(To do):
Search the data for the string "this" and gather each line it is in.

⁂

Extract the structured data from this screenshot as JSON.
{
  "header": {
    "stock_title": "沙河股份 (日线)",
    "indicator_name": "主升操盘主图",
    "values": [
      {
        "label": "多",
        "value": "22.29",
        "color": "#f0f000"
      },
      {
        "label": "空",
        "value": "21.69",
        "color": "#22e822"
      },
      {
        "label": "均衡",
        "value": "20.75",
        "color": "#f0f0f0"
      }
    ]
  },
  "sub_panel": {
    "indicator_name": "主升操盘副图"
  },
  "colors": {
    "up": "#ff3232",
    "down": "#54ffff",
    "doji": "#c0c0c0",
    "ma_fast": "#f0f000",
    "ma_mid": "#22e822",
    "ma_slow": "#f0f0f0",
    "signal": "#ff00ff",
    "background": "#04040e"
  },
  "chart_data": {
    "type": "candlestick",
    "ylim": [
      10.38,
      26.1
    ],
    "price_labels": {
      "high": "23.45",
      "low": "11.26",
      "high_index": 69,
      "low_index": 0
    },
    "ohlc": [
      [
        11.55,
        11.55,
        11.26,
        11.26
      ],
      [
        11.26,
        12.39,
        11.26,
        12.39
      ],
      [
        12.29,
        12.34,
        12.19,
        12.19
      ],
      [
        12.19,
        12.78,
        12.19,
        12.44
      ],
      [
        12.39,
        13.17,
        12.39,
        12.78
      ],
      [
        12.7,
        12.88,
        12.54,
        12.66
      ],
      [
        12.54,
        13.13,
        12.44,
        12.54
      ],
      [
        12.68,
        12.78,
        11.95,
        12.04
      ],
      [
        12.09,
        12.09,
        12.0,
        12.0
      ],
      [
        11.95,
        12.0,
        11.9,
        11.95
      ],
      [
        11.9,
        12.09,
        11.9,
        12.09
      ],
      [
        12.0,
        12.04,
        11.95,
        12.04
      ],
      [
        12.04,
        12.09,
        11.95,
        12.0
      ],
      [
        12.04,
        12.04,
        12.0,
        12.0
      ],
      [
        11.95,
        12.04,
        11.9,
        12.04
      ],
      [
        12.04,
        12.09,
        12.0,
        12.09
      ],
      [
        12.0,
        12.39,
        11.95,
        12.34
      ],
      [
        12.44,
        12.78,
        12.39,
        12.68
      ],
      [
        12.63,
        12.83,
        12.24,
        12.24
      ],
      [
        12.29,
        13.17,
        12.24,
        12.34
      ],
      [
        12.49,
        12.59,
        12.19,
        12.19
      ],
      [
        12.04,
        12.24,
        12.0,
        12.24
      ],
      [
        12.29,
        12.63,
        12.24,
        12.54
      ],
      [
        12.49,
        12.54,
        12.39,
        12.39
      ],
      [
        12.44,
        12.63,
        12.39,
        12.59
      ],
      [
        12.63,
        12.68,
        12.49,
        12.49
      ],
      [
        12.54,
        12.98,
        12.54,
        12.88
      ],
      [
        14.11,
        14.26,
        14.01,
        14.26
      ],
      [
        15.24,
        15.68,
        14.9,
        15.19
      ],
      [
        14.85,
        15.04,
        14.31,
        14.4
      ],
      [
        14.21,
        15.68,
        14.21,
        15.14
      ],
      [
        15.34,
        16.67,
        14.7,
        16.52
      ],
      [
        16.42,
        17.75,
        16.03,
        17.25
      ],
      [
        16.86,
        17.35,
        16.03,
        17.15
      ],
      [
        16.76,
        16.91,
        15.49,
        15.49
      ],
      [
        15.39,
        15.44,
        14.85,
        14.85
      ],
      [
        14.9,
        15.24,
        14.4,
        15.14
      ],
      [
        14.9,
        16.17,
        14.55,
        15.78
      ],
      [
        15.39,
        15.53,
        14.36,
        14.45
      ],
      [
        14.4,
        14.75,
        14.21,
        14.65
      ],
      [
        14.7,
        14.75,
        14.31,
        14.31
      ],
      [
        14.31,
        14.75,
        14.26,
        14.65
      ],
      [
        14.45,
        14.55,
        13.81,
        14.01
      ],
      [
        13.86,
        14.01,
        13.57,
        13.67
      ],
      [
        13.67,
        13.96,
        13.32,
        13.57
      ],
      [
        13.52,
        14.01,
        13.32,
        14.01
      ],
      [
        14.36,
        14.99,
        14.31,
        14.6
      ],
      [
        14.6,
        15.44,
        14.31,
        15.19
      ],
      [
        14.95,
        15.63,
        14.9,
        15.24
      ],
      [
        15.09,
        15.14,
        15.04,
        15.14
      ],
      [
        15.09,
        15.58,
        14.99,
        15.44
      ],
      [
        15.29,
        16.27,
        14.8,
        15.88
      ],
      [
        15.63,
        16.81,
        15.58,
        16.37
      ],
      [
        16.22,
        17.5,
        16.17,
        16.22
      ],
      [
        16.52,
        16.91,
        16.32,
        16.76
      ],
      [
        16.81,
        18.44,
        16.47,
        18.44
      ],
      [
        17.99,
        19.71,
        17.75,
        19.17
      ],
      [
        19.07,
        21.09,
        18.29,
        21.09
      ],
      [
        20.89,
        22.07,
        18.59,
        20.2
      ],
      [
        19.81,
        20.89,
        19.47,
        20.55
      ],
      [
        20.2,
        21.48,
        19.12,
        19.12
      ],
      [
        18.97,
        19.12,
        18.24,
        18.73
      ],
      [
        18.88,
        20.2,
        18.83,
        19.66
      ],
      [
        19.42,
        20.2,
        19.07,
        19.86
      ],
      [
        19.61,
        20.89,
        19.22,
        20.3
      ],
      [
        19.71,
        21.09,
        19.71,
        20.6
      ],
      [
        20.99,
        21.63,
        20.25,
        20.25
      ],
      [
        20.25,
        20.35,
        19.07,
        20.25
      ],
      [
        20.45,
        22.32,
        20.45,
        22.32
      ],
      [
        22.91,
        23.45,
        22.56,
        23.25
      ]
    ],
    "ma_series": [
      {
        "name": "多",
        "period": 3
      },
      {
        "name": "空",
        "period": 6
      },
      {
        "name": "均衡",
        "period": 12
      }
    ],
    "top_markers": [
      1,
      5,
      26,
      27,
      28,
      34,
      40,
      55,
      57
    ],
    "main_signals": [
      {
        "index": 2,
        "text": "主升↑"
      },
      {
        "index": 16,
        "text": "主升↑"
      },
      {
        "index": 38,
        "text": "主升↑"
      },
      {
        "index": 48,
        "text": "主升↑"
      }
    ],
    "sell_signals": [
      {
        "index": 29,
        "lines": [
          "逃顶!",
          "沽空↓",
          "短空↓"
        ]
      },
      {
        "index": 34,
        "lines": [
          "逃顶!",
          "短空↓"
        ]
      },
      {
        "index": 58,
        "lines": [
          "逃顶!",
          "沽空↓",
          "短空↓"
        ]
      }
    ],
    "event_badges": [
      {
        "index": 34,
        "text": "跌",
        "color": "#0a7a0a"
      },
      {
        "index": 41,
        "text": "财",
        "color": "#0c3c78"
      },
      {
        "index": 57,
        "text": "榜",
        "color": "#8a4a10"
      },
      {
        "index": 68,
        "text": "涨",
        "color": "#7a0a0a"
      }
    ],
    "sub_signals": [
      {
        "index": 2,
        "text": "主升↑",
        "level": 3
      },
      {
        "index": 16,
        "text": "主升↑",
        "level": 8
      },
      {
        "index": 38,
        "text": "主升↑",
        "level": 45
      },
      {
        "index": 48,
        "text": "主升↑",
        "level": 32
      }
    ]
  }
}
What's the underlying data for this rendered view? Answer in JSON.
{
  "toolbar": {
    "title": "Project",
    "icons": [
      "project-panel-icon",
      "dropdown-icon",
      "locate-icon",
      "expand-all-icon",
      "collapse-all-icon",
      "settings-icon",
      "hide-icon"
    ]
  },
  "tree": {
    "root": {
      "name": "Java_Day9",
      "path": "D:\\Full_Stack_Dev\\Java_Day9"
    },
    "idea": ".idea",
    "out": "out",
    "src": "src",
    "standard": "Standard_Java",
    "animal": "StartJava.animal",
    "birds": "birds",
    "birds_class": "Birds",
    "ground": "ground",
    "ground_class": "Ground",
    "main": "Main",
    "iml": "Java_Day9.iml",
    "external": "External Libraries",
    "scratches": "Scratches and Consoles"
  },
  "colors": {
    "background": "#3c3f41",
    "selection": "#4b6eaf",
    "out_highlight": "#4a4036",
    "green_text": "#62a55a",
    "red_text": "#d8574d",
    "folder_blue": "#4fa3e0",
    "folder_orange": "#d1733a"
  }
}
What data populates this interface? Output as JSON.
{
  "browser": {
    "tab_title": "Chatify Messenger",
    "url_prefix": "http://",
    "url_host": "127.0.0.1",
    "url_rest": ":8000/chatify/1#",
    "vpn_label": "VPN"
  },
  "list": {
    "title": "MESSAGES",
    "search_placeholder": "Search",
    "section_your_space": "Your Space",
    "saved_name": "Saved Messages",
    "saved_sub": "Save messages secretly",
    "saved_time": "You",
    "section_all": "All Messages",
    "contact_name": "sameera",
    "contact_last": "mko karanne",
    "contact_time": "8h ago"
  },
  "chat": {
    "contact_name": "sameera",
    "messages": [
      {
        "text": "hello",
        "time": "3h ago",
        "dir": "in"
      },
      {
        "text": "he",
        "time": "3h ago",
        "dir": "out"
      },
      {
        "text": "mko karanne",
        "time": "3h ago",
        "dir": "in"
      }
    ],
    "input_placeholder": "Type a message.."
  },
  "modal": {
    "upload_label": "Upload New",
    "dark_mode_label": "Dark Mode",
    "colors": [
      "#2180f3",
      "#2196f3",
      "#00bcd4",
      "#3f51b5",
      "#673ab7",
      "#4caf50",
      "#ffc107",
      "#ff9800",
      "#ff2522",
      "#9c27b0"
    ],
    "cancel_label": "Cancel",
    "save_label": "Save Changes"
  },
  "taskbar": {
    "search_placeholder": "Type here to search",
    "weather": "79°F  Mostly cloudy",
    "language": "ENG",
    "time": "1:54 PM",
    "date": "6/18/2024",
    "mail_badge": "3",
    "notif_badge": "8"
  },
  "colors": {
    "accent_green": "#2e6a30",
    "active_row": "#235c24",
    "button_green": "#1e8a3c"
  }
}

⁂

(Correct output):
Extract the structured data from this screenshot as JSON.
What's the underlying data for this rendered view? Answer in JSON.
What data populates this interface? Output as JSON.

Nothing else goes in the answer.